From the records below, copy every line that contains the word "generative".

= = = =

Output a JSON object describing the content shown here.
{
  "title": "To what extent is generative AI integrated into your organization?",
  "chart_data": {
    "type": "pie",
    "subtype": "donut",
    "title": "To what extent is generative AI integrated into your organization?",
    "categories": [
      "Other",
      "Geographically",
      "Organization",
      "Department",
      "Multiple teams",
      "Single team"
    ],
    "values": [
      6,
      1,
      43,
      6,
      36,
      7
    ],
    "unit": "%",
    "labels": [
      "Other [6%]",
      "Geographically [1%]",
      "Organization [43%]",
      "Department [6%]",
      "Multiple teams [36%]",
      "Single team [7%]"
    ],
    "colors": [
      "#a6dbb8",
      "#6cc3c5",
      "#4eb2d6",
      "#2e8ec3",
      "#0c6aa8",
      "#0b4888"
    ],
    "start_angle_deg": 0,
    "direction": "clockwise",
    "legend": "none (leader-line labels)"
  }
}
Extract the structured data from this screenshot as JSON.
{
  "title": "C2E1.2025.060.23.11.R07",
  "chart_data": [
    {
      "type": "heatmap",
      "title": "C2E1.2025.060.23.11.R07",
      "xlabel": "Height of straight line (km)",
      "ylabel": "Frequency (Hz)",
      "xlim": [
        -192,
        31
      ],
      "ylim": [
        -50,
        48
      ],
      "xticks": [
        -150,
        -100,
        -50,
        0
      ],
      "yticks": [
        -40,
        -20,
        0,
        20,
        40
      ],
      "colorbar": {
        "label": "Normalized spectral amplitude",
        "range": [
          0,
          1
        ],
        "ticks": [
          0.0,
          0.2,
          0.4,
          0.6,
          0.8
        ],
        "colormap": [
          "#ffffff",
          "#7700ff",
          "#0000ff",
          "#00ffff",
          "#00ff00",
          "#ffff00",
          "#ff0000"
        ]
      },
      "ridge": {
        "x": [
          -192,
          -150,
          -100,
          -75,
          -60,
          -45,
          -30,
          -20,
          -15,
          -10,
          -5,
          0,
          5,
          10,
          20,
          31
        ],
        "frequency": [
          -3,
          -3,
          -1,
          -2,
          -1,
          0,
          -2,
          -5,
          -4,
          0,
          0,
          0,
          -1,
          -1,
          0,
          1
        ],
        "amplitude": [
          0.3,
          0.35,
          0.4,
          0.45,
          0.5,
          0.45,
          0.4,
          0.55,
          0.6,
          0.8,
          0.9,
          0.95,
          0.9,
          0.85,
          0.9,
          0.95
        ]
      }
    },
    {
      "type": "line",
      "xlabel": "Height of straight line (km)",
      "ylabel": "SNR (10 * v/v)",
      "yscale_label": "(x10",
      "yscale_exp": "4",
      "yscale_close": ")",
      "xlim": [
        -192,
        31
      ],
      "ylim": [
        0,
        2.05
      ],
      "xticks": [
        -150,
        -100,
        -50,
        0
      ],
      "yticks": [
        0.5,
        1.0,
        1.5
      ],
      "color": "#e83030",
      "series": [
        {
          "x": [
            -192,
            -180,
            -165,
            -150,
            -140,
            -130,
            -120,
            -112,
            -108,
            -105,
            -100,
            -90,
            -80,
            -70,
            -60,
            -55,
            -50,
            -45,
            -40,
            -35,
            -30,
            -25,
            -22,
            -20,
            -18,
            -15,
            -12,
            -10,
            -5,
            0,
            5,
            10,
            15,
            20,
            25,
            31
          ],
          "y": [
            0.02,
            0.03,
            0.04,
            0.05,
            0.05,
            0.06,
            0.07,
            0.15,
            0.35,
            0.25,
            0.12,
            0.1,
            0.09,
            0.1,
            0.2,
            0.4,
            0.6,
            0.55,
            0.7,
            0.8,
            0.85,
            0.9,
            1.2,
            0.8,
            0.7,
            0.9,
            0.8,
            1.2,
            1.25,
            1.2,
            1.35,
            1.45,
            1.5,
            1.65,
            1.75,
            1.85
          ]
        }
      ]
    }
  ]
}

= = = =

- _THE REPLY_:
  "title": "To what extent is generative AI integrated into your organization?",
    "title": "To what extent is generative AI integrated into your organization?",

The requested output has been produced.